Begin DATA SUPPLIED
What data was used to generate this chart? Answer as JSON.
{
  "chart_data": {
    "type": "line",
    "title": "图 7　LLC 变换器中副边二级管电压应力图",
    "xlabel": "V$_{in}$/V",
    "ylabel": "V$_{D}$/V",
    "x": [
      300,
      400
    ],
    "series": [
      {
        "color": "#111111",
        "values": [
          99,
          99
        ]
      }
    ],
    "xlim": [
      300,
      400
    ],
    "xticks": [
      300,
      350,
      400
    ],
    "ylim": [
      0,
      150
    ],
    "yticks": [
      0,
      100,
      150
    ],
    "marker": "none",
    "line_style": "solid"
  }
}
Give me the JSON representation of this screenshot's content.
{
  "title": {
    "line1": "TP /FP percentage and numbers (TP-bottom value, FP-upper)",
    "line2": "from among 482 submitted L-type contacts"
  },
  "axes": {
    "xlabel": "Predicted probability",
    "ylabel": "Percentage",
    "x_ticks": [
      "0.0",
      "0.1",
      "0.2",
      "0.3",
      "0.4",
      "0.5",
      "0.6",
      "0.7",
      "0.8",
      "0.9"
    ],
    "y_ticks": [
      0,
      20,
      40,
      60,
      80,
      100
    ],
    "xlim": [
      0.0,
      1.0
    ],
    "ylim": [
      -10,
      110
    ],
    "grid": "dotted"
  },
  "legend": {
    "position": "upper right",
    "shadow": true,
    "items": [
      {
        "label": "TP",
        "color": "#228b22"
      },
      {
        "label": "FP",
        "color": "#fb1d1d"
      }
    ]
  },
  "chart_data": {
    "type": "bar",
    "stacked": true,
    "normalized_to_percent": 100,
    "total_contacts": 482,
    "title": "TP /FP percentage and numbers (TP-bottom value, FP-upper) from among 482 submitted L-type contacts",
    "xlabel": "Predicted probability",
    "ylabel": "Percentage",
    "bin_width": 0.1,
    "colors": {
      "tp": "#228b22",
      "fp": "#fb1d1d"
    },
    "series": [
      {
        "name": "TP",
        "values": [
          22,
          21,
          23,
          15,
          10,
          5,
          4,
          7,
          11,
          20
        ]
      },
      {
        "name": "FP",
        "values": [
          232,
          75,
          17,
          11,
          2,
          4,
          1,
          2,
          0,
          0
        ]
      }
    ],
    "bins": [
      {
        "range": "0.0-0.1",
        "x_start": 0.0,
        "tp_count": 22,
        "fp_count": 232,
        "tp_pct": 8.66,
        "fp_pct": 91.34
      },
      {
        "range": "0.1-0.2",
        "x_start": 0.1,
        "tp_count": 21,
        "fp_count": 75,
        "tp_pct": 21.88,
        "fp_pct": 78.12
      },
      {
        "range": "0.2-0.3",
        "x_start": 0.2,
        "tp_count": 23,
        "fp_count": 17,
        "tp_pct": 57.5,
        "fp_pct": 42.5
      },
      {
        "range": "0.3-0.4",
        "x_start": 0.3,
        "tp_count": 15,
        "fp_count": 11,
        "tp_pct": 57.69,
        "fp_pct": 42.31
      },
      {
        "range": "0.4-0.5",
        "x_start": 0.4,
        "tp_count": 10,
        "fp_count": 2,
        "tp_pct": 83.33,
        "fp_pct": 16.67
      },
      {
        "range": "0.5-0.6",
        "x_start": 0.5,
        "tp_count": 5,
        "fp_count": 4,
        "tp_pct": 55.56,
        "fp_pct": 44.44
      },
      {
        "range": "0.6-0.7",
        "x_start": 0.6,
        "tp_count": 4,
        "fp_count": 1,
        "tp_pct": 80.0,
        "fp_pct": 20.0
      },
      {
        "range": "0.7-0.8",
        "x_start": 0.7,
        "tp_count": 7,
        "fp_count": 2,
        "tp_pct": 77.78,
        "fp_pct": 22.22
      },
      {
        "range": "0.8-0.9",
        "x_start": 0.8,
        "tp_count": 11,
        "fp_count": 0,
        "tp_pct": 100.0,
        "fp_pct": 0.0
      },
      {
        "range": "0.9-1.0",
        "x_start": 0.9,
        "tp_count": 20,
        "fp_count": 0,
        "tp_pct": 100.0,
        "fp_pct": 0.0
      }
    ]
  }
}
End DATA SUPPLIED
▸ **REQUIRED TASK**: All records above must be set down exactly, please.

▸ **ANSWER TO THIS PROBLEM**:
What data was used to generate this chart? Answer as JSON.
{
  "chart_data": {
    "type": "line",
    "title": "图 7　LLC 变换器中副边二级管电压应力图",
    "xlabel": "V$_{in}$/V",
    "ylabel": "V$_{D}$/V",
    "x": [
      300,
      400
    ],
    "series": [
      {
        "color": "#111111",
        "values": [
          99,
          99
        ]
      }
    ],
    "xlim": [
      300,
      400
    ],
    "xticks": [
      300,
      350,
      400
    ],
    "ylim": [
      0,
      150
    ],
    "yticks": [
      0,
      100,
      150
    ],
    "marker": "none",
    "line_style": "solid"
  }
}
Give me the JSON representation of this screenshot's content.
{
  "title": {
    "line1": "TP /FP percentage and numbers (TP-bottom value, FP-upper)",
    "line2": "from among 482 submitted L-type contacts"
  },
  "axes": {
    "xlabel": "Predicted probability",
    "ylabel": "Percentage",
    "x_ticks": [
      "0.0",
      "0.1",
      "0.2",
      "0.3",
      "0.4",
      "0.5",
      "0.6",
      "0.7",
      "0.8",
      "0.9"
    ],
    "y_ticks": [
      0,
      20,
      40,
      60,
      80,
      100
    ],
    "xlim": [
      0.0,
      1.0
    ],
    "ylim": [
      -10,
      110
    ],
    "grid": "dotted"
  },
  "legend": {
    "position": "upper right",
    "shadow": true,
    "items": [
      {
        "label": "TP",
        "color": "#228b22"
      },
      {
        "label": "FP",
        "color": "#fb1d1d"
      }
    ]
  },
  "chart_data": {
    "type": "bar",
    "stacked": true,
    "normalized_to_percent": 100,
    "total_contacts": 482,
    "title": "TP /FP percentage and numbers (TP-bottom value, FP-upper) from among 482 submitted L-type contacts",
    "xlabel": "Predicted probability",
    "ylabel": "Percentage",
    "bin_width": 0.1,
    "colors": {
      "tp": "#228b22",
      "fp": "#fb1d1d"
    },
    "series": [
      {
        "name": "TP",
        "values": [
          22,
          21,
          23,
          15,
          10,
          5,
          4,
          7,
          11,
          20
        ]
      },
      {
        "name": "FP",
        "values": [
          232,
          75,
          17,
          11,
          2,
          4,
          1,
          2,
          0,
          0
        ]
      }
    ],
    "bins": [
      {
        "range": "0.0-0.1",
        "x_start": 0.0,
        "tp_count": 22,
        "fp_count": 232,
        "tp_pct": 8.66,
        "fp_pct": 91.34
      },
      {
        "range": "0.1-0.2",
        "x_start": 0.1,
        "tp_count": 21,
        "fp_count": 75,
        "tp_pct": 21.88,
        "fp_pct": 78.12
      },
      {
        "range": "0.2-0.3",
        "x_start": 0.2,
        "tp_count": 23,
        "fp_count": 17,
        "tp_pct": 57.5,
        "fp_pct": 42.5
      },
      {
        "range": "0.3-0.4",
        "x_start": 0.3,
        "tp_count": 15,
        "fp_count": 11,
        "tp_pct": 57.69,
        "fp_pct": 42.31
      },
      {
        "range": "0.4-0.5",
        "x_start": 0.4,
        "tp_count": 10,
        "fp_count": 2,
        "tp_pct": 83.33,
        "fp_pct": 16.67
      },
      {
        "range": "0.5-0.6",
        "x_start": 0.5,
        "tp_count": 5,
        "fp_count": 4,
        "tp_pct": 55.56,
        "fp_pct": 44.44
      },
      {
        "range": "0.6-0.7",
        "x_start": 0.6,
        "tp_count": 4,
        "fp_count": 1,
        "tp_pct": 80.0,
        "fp_pct": 20.0
      },
      {
        "range": "0.7-0.8",
        "x_start": 0.7,
        "tp_count": 7,
        "fp_count": 2,
        "tp_pct": 77.78,
        "fp_pct": 22.22
      },
      {
        "range": "0.8-0.9",
        "x_start": 0.8,
        "tp_count": 11,
        "fp_count": 0,
        "tp_pct": 100.0,
        "fp_pct": 0.0
      },
      {
        "range": "0.9-1.0",
        "x_start": 0.9,
        "tp_count": 20,
        "fp_count": 0,
        "tp_pct": 100.0,
        "fp_pct": 0.0
      }
    ]
  }
}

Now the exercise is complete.